EXERCISE DESCRIPTION -
Lines containing the word "thay" are the ones to copy from the records below.

------------------------------------------------------------------------

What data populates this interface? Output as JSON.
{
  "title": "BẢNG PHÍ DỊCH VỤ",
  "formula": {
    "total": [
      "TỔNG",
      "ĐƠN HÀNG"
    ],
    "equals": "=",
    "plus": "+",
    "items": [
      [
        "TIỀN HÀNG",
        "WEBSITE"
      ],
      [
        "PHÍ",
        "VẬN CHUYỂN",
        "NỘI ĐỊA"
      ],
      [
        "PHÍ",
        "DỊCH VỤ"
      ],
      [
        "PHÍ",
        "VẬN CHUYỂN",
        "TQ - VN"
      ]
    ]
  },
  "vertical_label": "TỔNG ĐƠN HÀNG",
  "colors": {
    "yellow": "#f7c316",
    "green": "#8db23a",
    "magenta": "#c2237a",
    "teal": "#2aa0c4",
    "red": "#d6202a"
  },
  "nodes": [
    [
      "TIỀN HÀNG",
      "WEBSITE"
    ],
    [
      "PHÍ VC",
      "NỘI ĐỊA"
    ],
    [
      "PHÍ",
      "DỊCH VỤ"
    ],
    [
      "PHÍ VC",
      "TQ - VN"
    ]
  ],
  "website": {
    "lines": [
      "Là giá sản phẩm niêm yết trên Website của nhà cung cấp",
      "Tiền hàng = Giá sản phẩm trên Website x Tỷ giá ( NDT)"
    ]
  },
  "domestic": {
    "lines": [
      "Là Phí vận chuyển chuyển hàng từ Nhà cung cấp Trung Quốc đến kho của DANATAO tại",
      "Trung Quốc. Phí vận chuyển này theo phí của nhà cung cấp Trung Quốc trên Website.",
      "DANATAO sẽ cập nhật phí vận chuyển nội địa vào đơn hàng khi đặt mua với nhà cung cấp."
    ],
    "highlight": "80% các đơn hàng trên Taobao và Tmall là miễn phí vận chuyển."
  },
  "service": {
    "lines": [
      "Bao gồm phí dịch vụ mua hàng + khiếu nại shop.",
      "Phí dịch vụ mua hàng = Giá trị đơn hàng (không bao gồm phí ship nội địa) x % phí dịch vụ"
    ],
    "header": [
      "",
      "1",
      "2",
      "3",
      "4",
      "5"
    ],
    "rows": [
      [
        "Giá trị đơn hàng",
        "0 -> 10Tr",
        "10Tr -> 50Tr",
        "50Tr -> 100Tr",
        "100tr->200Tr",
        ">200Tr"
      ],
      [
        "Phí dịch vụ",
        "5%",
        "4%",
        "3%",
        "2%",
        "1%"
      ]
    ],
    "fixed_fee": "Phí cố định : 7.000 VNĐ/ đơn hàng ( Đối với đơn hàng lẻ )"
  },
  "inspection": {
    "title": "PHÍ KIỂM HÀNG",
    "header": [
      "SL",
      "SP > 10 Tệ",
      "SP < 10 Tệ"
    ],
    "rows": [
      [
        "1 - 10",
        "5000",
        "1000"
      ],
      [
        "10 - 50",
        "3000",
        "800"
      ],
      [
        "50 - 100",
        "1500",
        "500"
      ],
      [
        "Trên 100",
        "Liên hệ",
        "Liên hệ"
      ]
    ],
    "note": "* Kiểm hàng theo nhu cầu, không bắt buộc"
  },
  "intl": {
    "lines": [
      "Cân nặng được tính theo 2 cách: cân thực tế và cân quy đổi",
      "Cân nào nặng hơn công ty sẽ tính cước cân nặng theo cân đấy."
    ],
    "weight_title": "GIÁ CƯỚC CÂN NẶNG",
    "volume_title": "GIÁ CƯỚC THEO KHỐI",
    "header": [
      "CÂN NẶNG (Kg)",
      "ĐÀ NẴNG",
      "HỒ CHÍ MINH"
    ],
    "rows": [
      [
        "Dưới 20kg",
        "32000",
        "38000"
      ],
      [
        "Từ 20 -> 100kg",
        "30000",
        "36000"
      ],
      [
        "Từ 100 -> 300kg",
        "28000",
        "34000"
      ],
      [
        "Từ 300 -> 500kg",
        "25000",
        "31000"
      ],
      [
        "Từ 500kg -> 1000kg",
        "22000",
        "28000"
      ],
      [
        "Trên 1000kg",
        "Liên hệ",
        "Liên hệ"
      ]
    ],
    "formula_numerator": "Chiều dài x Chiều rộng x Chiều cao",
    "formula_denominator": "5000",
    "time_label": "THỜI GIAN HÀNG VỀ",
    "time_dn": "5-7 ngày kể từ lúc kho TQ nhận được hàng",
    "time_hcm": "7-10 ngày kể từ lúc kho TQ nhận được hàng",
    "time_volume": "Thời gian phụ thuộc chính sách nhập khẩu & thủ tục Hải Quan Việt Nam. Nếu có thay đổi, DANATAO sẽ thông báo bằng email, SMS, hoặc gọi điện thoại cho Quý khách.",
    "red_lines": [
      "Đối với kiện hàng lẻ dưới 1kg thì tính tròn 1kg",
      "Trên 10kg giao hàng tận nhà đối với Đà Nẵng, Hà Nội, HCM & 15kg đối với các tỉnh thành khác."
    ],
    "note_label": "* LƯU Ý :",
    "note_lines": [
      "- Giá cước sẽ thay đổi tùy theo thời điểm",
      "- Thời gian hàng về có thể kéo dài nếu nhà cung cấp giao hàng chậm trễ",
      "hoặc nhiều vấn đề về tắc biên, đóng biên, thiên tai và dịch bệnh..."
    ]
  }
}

------------------------------------------------------------------------

PROBLEM SOLUTION -
    "time_volume": "Thời gian phụ thuộc chính sách nhập khẩu & thủ tục Hải Quan Việt Nam. Nếu có thay đổi, DANATAO sẽ thông báo bằng email, SMS, hoặc gọi điện thoại cho Quý khách.",
      "- Giá cước sẽ thay đổi tùy theo thời điểm",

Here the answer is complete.